··· RECORDS FOR THE TASK ···
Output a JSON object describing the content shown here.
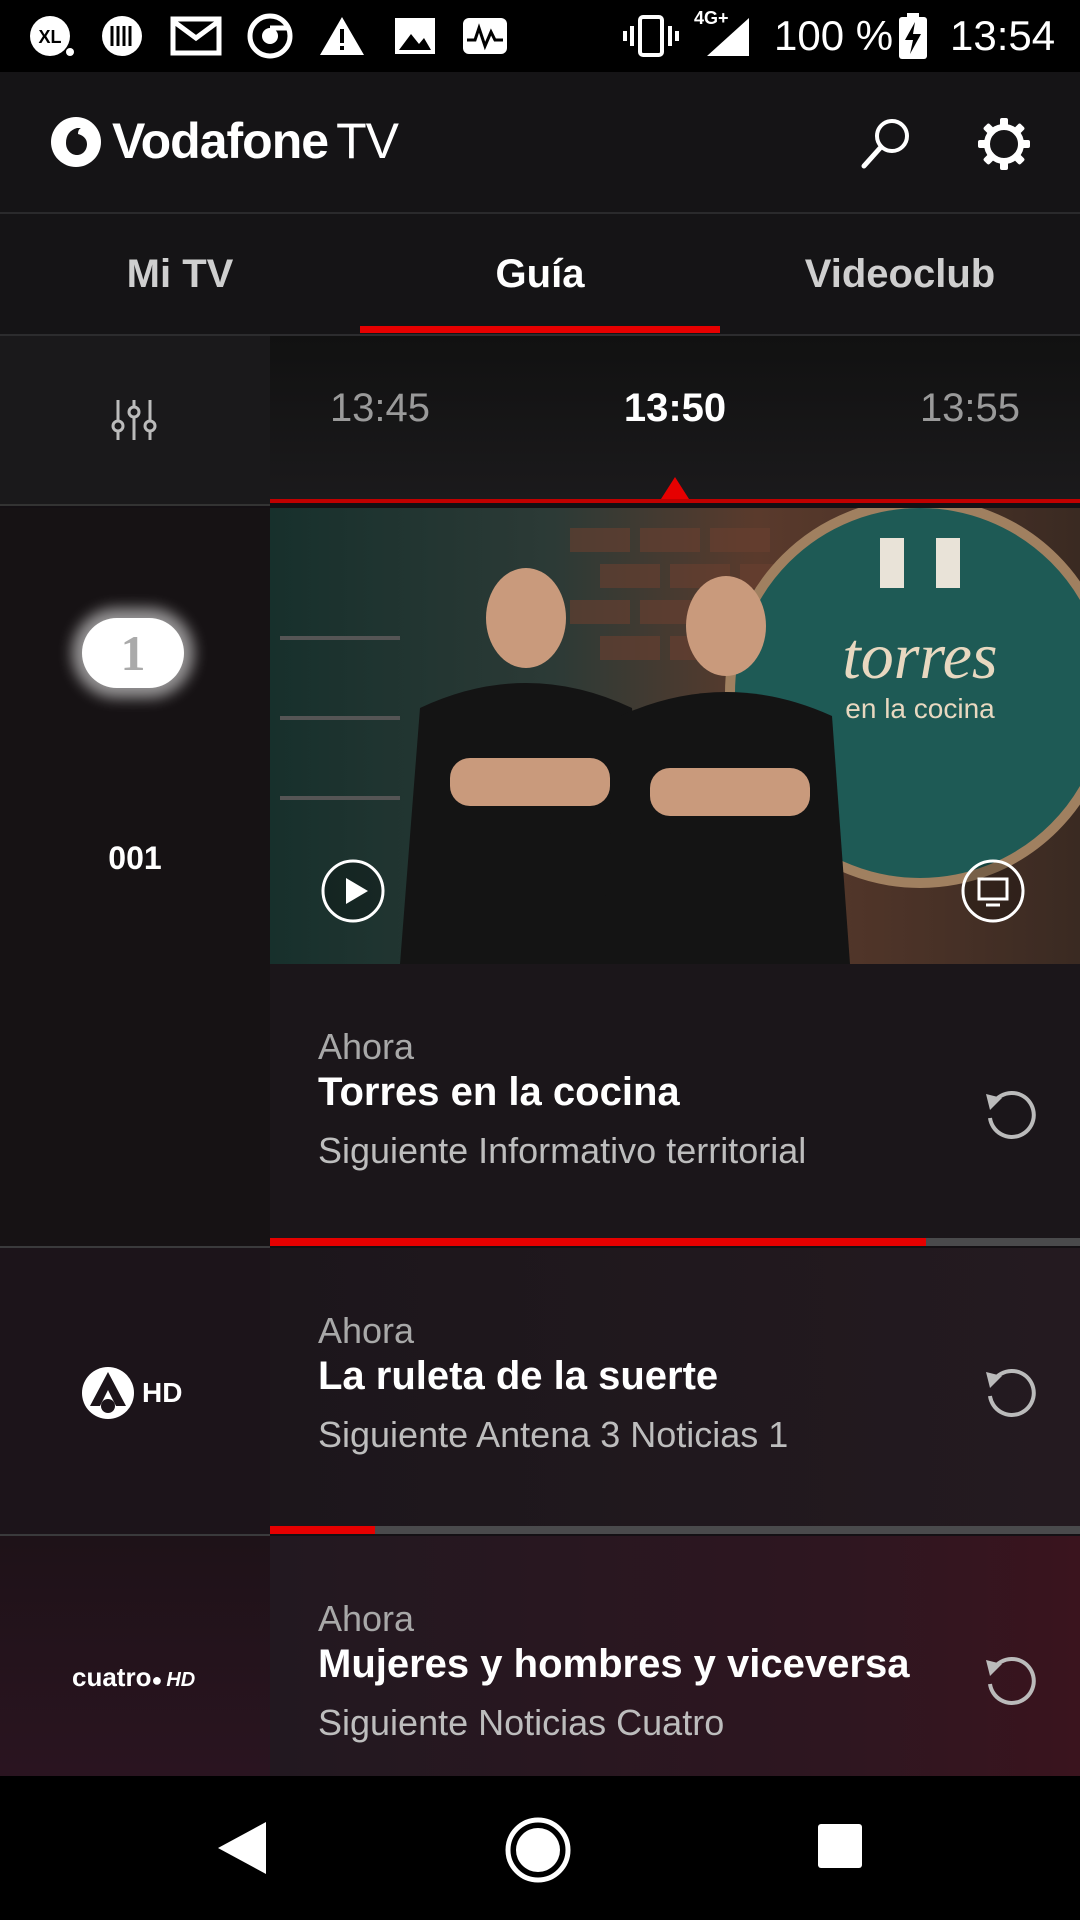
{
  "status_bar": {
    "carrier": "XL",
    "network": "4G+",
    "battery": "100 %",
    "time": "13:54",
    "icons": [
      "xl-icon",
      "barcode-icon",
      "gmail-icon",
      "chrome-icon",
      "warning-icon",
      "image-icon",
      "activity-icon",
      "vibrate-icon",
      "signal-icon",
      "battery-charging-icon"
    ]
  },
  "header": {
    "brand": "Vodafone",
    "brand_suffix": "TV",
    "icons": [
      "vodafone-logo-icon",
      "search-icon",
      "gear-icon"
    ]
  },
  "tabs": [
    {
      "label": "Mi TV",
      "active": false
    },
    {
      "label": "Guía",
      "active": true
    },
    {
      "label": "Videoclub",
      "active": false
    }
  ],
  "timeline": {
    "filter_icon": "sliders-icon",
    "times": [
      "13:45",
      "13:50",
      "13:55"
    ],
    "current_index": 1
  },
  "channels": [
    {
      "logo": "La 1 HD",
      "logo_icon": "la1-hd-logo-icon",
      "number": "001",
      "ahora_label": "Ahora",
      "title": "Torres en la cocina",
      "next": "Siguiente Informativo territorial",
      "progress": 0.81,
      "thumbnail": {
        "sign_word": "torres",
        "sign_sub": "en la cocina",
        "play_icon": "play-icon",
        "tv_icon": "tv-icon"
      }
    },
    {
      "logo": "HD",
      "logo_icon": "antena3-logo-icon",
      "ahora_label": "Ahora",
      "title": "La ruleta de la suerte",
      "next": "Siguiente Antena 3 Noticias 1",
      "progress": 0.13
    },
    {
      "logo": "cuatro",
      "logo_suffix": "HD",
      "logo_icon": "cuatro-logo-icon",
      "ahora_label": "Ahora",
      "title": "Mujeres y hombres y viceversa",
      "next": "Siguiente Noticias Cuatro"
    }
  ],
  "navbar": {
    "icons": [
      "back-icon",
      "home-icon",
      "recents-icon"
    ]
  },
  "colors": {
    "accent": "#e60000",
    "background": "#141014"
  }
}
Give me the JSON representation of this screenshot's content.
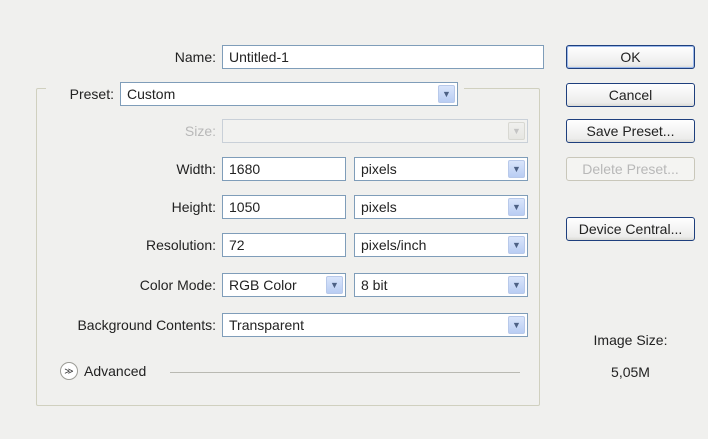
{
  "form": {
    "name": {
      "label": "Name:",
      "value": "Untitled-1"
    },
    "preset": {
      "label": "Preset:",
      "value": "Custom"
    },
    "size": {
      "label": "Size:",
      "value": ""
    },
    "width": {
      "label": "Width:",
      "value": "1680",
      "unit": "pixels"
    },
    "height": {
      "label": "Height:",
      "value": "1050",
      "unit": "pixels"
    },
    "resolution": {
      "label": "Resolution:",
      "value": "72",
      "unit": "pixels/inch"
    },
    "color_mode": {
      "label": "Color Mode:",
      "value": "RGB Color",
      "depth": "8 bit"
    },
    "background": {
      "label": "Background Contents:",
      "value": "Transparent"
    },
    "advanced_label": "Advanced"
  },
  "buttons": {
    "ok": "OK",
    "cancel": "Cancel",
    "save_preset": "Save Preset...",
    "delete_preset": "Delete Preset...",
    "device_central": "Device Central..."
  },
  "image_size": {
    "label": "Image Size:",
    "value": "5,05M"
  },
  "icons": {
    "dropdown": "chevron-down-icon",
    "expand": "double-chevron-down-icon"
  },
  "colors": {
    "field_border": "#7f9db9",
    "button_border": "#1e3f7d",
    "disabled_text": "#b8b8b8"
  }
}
···
WHAT IS NEEDED: Make an exact copy of the data, leaving its pictures out.

CORRECT OUTPUT:
Output a JSON object describing the content shown here.
{
  "status_bar": {
    "carrier": "XL",
    "network": "4G+",
    "battery": "100 %",
    "time": "13:54",
    "icons": [
      "xl-icon",
      "barcode-icon",
      "gmail-icon",
      "chrome-icon",
      "warning-icon",
      "image-icon",
      "activity-icon",
      "vibrate-icon",
      "signal-icon",
      "battery-charging-icon"
    ]
  },
  "header": {
    "brand": "Vodafone",
    "brand_suffix": "TV",
    "icons": [
      "vodafone-logo-icon",
      "search-icon",
      "gear-icon"
    ]
  },
  "tabs": [
    {
      "label": "Mi TV",
      "active": false
    },
    {
      "label": "Guía",
      "active": true
    },
    {
      "label": "Videoclub",
      "active": false
    }
  ],
  "timeline": {
    "filter_icon": "sliders-icon",
    "times": [
      "13:45",
      "13:50",
      "13:55"
    ],
    "current_index": 1
  },
  "channels": [
    {
      "logo": "La 1 HD",
      "logo_icon": "la1-hd-logo-icon",
      "number": "001",
      "ahora_label": "Ahora",
      "title": "Torres en la cocina",
      "next": "Siguiente Informativo territorial",
      "progress": 0.81,
      "thumbnail": {
        "sign_word": "torres",
        "sign_sub": "en la cocina",
        "play_icon": "play-icon",
        "tv_icon": "tv-icon"
      }
    },
    {
      "logo": "HD",
      "logo_icon": "antena3-logo-icon",
      "ahora_label": "Ahora",
      "title": "La ruleta de la suerte",
      "next": "Siguiente Antena 3 Noticias 1",
      "progress": 0.13
    },
    {
      "logo": "cuatro",
      "logo_suffix": "HD",
      "logo_icon": "cuatro-logo-icon",
      "ahora_label": "Ahora",
      "title": "Mujeres y hombres y viceversa",
      "next": "Siguiente Noticias Cuatro"
    }
  ],
  "navbar": {
    "icons": [
      "back-icon",
      "home-icon",
      "recents-icon"
    ]
  },
  "colors": {
    "accent": "#e60000",
    "background": "#141014"
  }
}
Give me the JSON representation of this screenshot's content.
{
  "form": {
    "name": {
      "label": "Name:",
      "value": "Untitled-1"
    },
    "preset": {
      "label": "Preset:",
      "value": "Custom"
    },
    "size": {
      "label": "Size:",
      "value": ""
    },
    "width": {
      "label": "Width:",
      "value": "1680",
      "unit": "pixels"
    },
    "height": {
      "label": "Height:",
      "value": "1050",
      "unit": "pixels"
    },
    "resolution": {
      "label": "Resolution:",
      "value": "72",
      "unit": "pixels/inch"
    },
    "color_mode": {
      "label": "Color Mode:",
      "value": "RGB Color",
      "depth": "8 bit"
    },
    "background": {
      "label": "Background Contents:",
      "value": "Transparent"
    },
    "advanced_label": "Advanced"
  },
  "buttons": {
    "ok": "OK",
    "cancel": "Cancel",
    "save_preset": "Save Preset...",
    "delete_preset": "Delete Preset...",
    "device_central": "Device Central..."
  },
  "image_size": {
    "label": "Image Size:",
    "value": "5,05M"
  },
  "icons": {
    "dropdown": "chevron-down-icon",
    "expand": "double-chevron-down-icon"
  },
  "colors": {
    "field_border": "#7f9db9",
    "button_border": "#1e3f7d",
    "disabled_text": "#b8b8b8"
  }
}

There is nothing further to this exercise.